=== PROBLEM REQUIREMENTS ===
Copy the data precisely, character for character, and leave out every picture.

Raw records:
(begin)

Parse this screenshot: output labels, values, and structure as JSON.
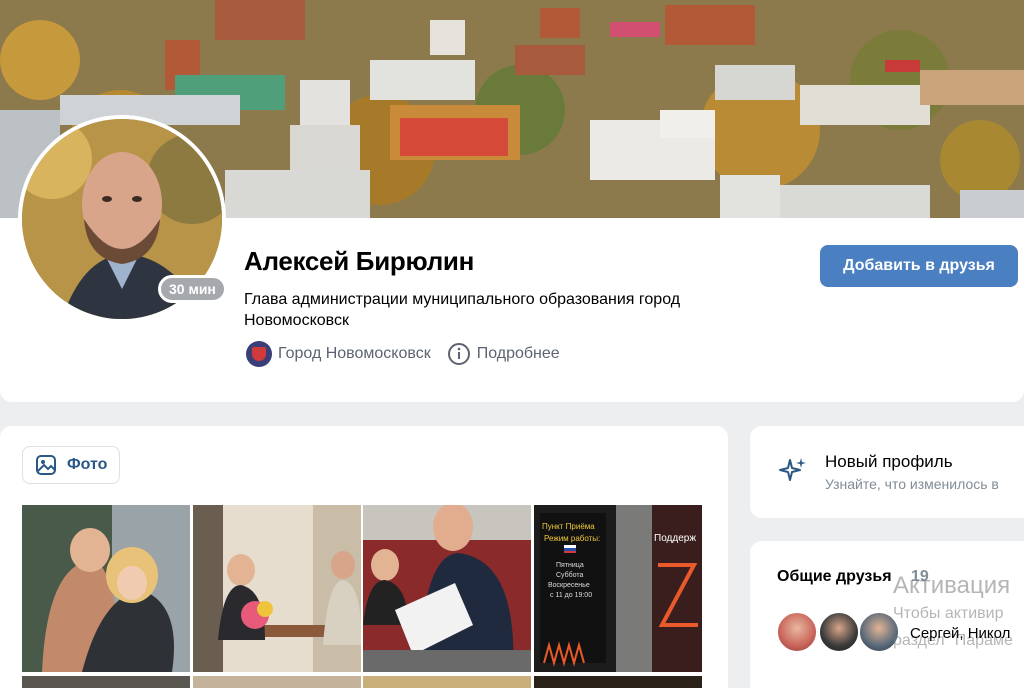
{
  "profile": {
    "name": "Алексей Бирюлин",
    "status": "Глава администрации муниципального образования город Новомосковск",
    "online_badge": "30 мин",
    "city_link": "Город Новомосковск",
    "details_link": "Подробнее",
    "add_friend_label": "Добавить в друзья"
  },
  "photos": {
    "tab_label": "Фото",
    "tile4_texts": [
      "Пункт Приёма",
      "Режим работы:",
      "Пятница",
      "Суббота",
      "Воскресенье",
      "с 11 до 19:00"
    ],
    "tile5_text": "Поддерж"
  },
  "new_profile": {
    "title": "Новый профиль",
    "subtitle": "Узнайте, что изменилось в"
  },
  "friends": {
    "title": "Общие друзья",
    "count": "19",
    "visible_name": "Сергей, Никол"
  },
  "watermark": {
    "line1": "Активация",
    "line2": "Чтобы активир",
    "line3": "раздел \"Параме"
  },
  "colors": {
    "accent": "#4a7fc1",
    "link": "#2a5885",
    "secondary_text": "#818c99",
    "background": "#edeef0"
  },
  "icons": {
    "photo_tab": "image-icon",
    "details": "info-icon",
    "new_profile": "sparkle-icon",
    "city": "city-coat-of-arms-icon"
  }
}
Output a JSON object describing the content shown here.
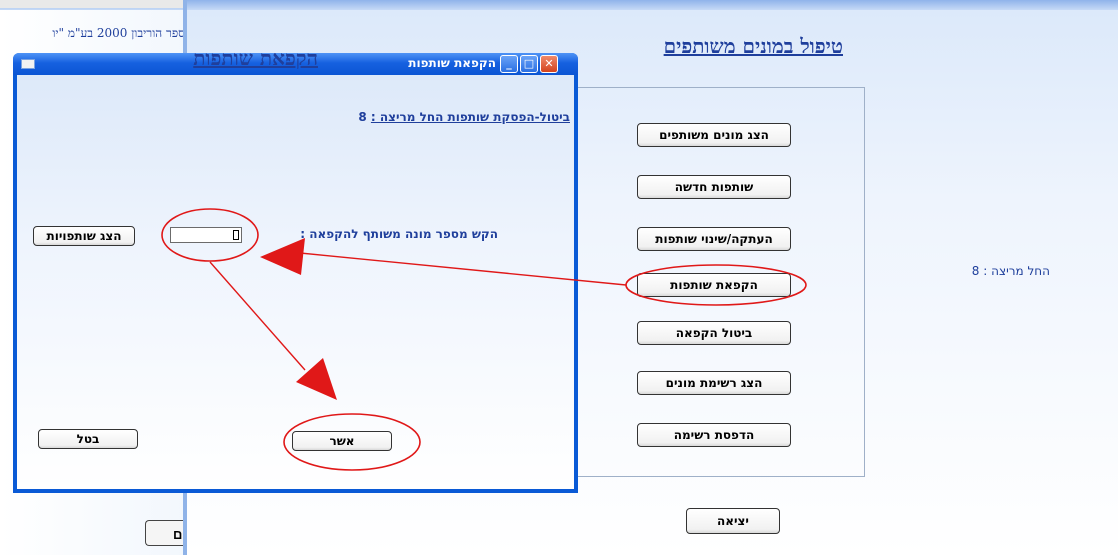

(end)

=== ANSWER ===
Parse this screenshot: output labels, values, and structure as JSON.
{
  "profile": {
    "name": "Алексей Бирюлин",
    "status": "Глава администрации муниципального образования город Новомосковск",
    "online_badge": "30 мин",
    "city_link": "Город Новомосковск",
    "details_link": "Подробнее",
    "add_friend_label": "Добавить в друзья"
  },
  "photos": {
    "tab_label": "Фото",
    "tile4_texts": [
      "Пункт Приёма",
      "Режим работы:",
      "Пятница",
      "Суббота",
      "Воскресенье",
      "с 11 до 19:00"
    ],
    "tile5_text": "Поддерж"
  },
  "new_profile": {
    "title": "Новый профиль",
    "subtitle": "Узнайте, что изменилось в"
  },
  "friends": {
    "title": "Общие друзья",
    "count": "19",
    "visible_name": "Сергей, Никол"
  },
  "watermark": {
    "line1": "Активация",
    "line2": "Чтобы активир",
    "line3": "раздел \"Параме"
  },
  "colors": {
    "accent": "#4a7fc1",
    "link": "#2a5885",
    "secondary_text": "#818c99",
    "background": "#edeef0"
  },
  "icons": {
    "photo_tab": "image-icon",
    "details": "info-icon",
    "new_profile": "sparkle-icon",
    "city": "city-coat-of-arms-icon"
  }
}
Output a JSON object describing the content shown here.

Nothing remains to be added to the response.